**Directions for this task**
Provide an exact copy of the data, excluding the images.

[Structured figure records]
-=-=-

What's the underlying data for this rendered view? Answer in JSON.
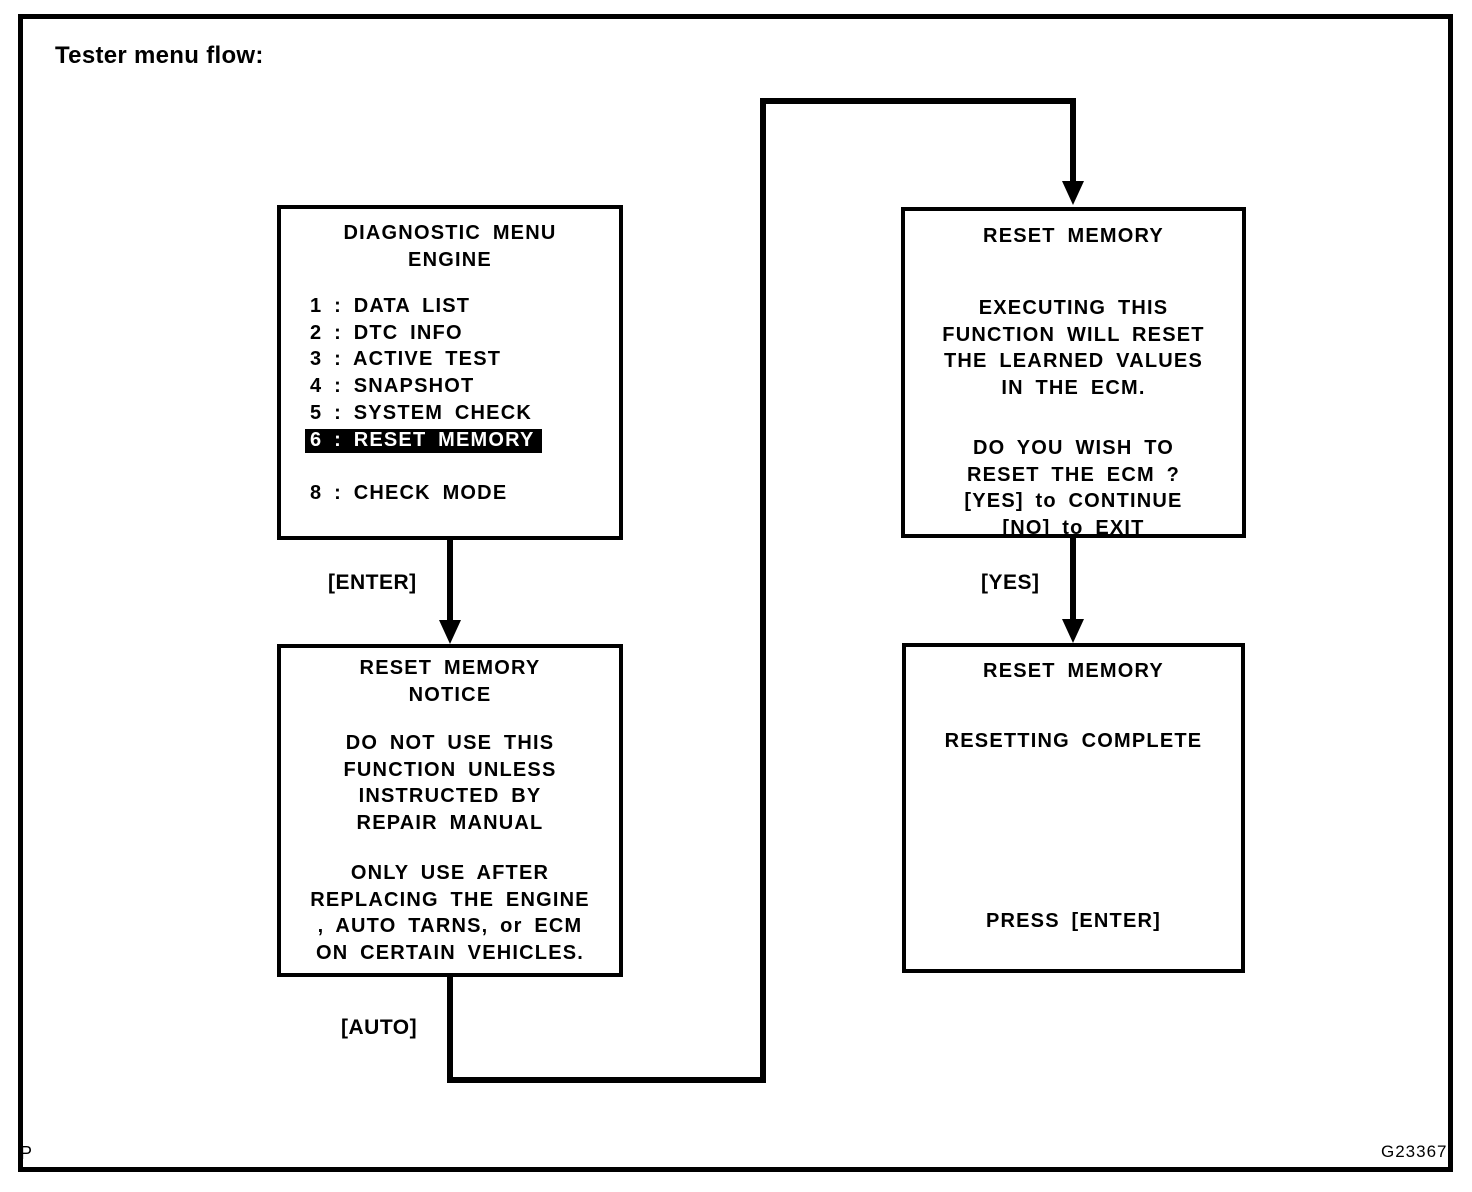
{
  "page": {
    "title": "Tester menu flow:",
    "figure_code": "G23367",
    "page_mark": "P"
  },
  "colors": {
    "ink": "#000000",
    "paper": "#ffffff",
    "highlight_bg": "#000000",
    "highlight_fg": "#ffffff"
  },
  "flow": {
    "labels": {
      "enter": "[ENTER]",
      "yes": "[YES]",
      "auto": "[AUTO]"
    }
  },
  "screens": {
    "diagnostic_menu": {
      "title_line1": "DIAGNOSTIC MENU",
      "title_line2": "ENGINE",
      "items": [
        {
          "label": "1 : DATA LIST",
          "highlighted": false
        },
        {
          "label": "2 : DTC INFO",
          "highlighted": false
        },
        {
          "label": "3 : ACTIVE TEST",
          "highlighted": false
        },
        {
          "label": "4 : SNAPSHOT",
          "highlighted": false
        },
        {
          "label": "5 : SYSTEM CHECK",
          "highlighted": false
        },
        {
          "label": "6 : RESET MEMORY",
          "highlighted": true
        },
        {
          "label": "8 : CHECK MODE",
          "highlighted": false
        }
      ]
    },
    "reset_memory_confirm": {
      "title": "RESET MEMORY",
      "body1": [
        "EXECUTING THIS",
        "FUNCTION WILL RESET",
        "THE LEARNED VALUES",
        "IN THE ECM."
      ],
      "body2": [
        "DO YOU WISH TO",
        "RESET THE ECM ?",
        "[YES] to CONTINUE",
        "[NO] to EXIT"
      ]
    },
    "reset_memory_notice": {
      "title_line1": "RESET MEMORY",
      "title_line2": "NOTICE",
      "body1": [
        "DO NOT USE THIS",
        "FUNCTION UNLESS",
        "INSTRUCTED BY",
        "REPAIR MANUAL"
      ],
      "body2": [
        "ONLY USE AFTER",
        "REPLACING THE ENGINE",
        ", AUTO TARNS, or ECM",
        "ON CERTAIN VEHICLES."
      ]
    },
    "reset_memory_complete": {
      "title": "RESET MEMORY",
      "status": "RESETTING COMPLETE",
      "footer": "PRESS [ENTER]"
    }
  }
}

-=-=-

**The response**
What's the underlying data for this rendered view? Answer in JSON.
{
  "page": {
    "title": "Tester menu flow:",
    "figure_code": "G23367",
    "page_mark": "P"
  },
  "colors": {
    "ink": "#000000",
    "paper": "#ffffff",
    "highlight_bg": "#000000",
    "highlight_fg": "#ffffff"
  },
  "flow": {
    "labels": {
      "enter": "[ENTER]",
      "yes": "[YES]",
      "auto": "[AUTO]"
    }
  },
  "screens": {
    "diagnostic_menu": {
      "title_line1": "DIAGNOSTIC MENU",
      "title_line2": "ENGINE",
      "items": [
        {
          "label": "1 : DATA LIST",
          "highlighted": false
        },
        {
          "label": "2 : DTC INFO",
          "highlighted": false
        },
        {
          "label": "3 : ACTIVE TEST",
          "highlighted": false
        },
        {
          "label": "4 : SNAPSHOT",
          "highlighted": false
        },
        {
          "label": "5 : SYSTEM CHECK",
          "highlighted": false
        },
        {
          "label": "6 : RESET MEMORY",
          "highlighted": true
        },
        {
          "label": "8 : CHECK MODE",
          "highlighted": false
        }
      ]
    },
    "reset_memory_confirm": {
      "title": "RESET MEMORY",
      "body1": [
        "EXECUTING THIS",
        "FUNCTION WILL RESET",
        "THE LEARNED VALUES",
        "IN THE ECM."
      ],
      "body2": [
        "DO YOU WISH TO",
        "RESET THE ECM ?",
        "[YES] to CONTINUE",
        "[NO] to EXIT"
      ]
    },
    "reset_memory_notice": {
      "title_line1": "RESET MEMORY",
      "title_line2": "NOTICE",
      "body1": [
        "DO NOT USE THIS",
        "FUNCTION UNLESS",
        "INSTRUCTED BY",
        "REPAIR MANUAL"
      ],
      "body2": [
        "ONLY USE AFTER",
        "REPLACING THE ENGINE",
        ", AUTO TARNS, or ECM",
        "ON CERTAIN VEHICLES."
      ]
    },
    "reset_memory_complete": {
      "title": "RESET MEMORY",
      "status": "RESETTING COMPLETE",
      "footer": "PRESS [ENTER]"
    }
  }
}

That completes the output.